**The request**
Count lines, not occurrences: report how many lines in the records hold the string "punto", and nothing else.

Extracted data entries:
☆ ☆ ☆ ☆

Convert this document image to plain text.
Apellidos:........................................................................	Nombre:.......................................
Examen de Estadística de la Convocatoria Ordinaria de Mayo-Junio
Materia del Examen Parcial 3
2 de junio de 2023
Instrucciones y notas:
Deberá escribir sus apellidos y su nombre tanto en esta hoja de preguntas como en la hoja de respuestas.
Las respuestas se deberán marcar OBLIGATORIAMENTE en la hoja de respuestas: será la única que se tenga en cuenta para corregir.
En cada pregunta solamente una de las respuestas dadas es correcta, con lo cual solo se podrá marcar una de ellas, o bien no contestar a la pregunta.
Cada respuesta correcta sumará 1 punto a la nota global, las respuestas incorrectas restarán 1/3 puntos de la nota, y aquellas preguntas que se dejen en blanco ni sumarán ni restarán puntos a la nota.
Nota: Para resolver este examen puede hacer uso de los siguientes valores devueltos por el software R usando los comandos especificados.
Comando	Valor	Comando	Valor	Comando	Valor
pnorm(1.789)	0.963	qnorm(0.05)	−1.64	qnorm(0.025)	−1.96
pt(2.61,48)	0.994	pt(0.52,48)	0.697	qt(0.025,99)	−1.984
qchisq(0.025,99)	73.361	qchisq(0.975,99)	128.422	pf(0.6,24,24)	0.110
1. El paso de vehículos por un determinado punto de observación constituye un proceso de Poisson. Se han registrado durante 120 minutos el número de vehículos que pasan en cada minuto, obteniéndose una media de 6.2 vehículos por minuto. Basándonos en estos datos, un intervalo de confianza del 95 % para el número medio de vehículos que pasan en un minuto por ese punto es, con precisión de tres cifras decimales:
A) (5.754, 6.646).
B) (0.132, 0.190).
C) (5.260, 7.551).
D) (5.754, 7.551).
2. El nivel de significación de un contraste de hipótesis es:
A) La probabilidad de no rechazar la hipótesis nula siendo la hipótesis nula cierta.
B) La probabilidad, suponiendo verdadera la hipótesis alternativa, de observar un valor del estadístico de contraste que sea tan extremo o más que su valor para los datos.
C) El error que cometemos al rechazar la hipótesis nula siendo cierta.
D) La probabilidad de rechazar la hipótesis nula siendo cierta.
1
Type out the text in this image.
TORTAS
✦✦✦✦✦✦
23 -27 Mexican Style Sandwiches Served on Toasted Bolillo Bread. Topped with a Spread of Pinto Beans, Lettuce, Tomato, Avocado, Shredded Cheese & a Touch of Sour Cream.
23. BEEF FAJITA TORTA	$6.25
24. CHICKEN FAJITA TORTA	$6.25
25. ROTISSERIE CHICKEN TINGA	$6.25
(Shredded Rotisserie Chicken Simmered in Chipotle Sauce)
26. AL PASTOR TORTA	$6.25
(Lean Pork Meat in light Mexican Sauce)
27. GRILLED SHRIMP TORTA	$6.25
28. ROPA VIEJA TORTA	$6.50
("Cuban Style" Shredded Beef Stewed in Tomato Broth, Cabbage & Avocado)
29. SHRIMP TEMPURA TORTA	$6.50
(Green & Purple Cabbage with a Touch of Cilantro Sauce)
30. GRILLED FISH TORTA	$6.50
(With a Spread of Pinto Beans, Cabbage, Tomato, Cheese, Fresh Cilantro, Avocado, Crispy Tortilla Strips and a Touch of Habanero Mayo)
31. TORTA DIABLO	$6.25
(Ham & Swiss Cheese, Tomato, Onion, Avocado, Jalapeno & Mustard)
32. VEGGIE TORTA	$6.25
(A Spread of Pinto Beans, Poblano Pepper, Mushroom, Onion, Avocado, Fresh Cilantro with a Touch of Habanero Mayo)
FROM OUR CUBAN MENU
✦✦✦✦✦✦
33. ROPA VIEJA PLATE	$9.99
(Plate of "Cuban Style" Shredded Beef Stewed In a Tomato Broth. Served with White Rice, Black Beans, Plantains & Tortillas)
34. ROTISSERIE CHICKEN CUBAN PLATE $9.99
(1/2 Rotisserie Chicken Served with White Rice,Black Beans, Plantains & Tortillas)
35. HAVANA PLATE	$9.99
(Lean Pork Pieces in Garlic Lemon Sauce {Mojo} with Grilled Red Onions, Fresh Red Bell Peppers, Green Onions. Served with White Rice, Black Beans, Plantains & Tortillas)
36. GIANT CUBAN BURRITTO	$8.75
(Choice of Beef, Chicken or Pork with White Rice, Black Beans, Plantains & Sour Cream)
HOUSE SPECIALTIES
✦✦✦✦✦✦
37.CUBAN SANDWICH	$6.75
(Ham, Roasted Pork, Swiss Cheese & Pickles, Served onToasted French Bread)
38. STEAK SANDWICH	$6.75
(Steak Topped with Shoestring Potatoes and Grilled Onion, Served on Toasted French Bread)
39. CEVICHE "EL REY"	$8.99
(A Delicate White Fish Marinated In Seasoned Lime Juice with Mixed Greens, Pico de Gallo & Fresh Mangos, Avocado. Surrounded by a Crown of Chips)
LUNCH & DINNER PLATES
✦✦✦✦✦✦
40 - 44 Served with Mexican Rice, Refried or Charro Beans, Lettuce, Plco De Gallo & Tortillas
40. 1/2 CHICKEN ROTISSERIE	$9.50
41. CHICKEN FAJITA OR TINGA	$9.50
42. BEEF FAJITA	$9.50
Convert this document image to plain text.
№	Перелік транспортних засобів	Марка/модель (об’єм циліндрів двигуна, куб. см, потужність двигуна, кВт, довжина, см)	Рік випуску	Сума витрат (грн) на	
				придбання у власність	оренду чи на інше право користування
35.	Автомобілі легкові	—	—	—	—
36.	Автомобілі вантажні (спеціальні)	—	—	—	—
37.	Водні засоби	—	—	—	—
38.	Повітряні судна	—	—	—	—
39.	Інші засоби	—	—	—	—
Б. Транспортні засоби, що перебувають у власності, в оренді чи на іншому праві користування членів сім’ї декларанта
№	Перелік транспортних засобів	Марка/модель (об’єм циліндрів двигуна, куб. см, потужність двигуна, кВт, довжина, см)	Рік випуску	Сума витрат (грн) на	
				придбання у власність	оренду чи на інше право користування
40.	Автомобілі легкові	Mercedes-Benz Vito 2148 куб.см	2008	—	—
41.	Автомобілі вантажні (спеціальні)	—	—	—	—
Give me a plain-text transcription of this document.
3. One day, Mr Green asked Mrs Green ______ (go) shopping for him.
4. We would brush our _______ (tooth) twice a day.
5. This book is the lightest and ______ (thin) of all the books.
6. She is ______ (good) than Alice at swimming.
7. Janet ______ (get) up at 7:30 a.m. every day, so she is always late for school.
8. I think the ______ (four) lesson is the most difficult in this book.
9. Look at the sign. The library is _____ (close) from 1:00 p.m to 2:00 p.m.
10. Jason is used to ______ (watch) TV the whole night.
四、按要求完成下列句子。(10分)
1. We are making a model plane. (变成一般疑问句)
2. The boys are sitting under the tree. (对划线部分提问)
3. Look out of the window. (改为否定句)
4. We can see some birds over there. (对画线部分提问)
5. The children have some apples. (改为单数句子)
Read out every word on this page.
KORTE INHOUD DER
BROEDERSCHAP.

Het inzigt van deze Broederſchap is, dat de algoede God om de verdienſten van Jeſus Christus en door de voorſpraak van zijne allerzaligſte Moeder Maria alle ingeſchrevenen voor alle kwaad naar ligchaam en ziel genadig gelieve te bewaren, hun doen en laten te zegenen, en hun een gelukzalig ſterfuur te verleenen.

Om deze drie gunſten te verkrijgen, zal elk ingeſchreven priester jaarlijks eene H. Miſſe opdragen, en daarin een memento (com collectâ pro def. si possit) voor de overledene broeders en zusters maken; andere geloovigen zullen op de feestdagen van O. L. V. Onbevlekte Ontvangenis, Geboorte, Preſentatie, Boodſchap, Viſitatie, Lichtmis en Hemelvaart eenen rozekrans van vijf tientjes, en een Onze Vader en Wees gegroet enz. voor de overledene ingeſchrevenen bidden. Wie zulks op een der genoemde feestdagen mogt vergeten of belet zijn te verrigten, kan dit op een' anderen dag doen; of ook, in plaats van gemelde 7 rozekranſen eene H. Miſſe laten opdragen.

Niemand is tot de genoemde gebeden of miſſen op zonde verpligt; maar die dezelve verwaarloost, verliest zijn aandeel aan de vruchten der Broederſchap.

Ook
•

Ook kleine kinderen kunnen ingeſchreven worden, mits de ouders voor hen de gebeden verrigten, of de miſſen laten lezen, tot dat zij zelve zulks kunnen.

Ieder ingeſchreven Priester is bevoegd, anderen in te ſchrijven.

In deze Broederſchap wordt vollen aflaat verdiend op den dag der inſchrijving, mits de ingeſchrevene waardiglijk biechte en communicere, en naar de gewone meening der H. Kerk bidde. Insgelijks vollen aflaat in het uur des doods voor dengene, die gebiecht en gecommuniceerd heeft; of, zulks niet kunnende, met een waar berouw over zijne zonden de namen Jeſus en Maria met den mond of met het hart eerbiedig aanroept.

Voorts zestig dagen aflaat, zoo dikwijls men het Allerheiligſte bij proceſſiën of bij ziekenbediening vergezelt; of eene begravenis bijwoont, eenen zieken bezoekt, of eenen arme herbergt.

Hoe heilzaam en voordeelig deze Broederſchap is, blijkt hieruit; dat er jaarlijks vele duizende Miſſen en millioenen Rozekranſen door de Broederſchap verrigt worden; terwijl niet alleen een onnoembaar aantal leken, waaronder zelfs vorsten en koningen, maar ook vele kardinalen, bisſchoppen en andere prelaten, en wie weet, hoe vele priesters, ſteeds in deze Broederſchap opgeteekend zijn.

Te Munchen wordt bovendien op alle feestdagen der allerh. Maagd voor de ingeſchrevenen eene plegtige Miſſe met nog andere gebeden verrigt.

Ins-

☆ ☆ ☆ ☆

**Finished exercise**
2